• Exercise details: Please rewrite the entries from the one containing "legend: 项目套数（万套） 同比 配套率 [138, 91, 571, 109]" through the one containing "right-tick-label: 0% [590, 377, 616, 397]", changing "left-tick-label" to "y-axis-label" and leaving everything else as it is.

• Information given:
-- START --
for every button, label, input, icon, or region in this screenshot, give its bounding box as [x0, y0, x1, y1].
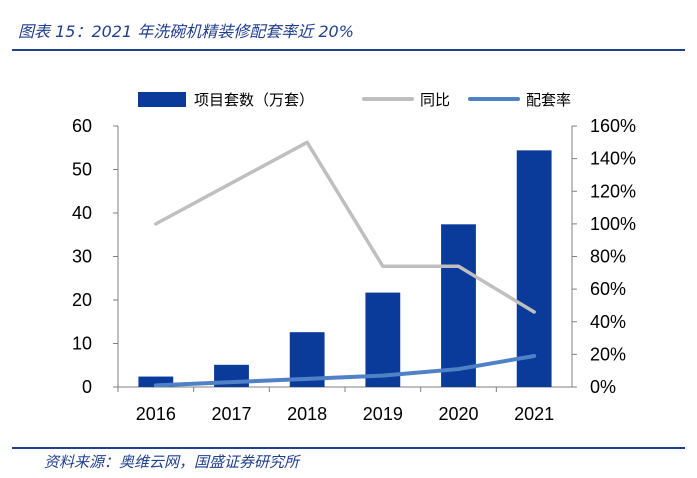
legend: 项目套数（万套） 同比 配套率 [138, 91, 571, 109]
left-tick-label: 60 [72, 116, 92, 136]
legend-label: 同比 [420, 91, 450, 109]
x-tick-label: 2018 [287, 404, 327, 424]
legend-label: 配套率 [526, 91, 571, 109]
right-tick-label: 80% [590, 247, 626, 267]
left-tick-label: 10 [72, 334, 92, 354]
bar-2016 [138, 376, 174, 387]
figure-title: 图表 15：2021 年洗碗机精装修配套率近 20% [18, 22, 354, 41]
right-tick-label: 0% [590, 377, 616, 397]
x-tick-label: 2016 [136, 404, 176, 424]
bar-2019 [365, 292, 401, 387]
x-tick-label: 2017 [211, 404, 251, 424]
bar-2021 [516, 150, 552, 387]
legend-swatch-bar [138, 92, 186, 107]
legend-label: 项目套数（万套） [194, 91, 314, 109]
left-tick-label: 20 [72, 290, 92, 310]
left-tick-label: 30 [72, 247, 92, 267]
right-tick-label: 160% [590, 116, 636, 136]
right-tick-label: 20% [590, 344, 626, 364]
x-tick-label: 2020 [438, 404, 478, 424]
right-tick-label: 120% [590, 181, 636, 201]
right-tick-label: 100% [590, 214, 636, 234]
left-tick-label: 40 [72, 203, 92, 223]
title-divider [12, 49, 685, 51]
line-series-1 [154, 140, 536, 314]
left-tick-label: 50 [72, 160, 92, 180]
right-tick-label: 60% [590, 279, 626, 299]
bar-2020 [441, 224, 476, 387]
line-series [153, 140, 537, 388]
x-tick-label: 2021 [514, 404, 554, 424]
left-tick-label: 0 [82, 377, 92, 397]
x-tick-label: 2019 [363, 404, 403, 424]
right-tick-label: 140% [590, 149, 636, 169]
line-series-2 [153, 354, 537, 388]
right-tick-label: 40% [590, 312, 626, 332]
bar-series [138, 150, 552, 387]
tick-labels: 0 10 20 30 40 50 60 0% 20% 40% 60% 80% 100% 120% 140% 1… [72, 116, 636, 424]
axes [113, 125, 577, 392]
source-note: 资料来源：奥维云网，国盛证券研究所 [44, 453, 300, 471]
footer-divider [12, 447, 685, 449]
-- END --
• Correct answer:
legend: 项目套数（万套） 同比 配套率 [138, 91, 571, 109]
y-axis-label: 60 [72, 116, 92, 136]
legend-label: 同比 [420, 91, 450, 109]
x-tick-label: 2018 [287, 404, 327, 424]
legend-label: 配套率 [526, 91, 571, 109]
right-tick-label: 80% [590, 247, 626, 267]
y-axis-label: 10 [72, 334, 92, 354]
bar-2016 [138, 376, 174, 387]
figure-title: 图表 15：2021 年洗碗机精装修配套率近 20% [18, 22, 354, 41]
right-tick-label: 0% [590, 377, 616, 397]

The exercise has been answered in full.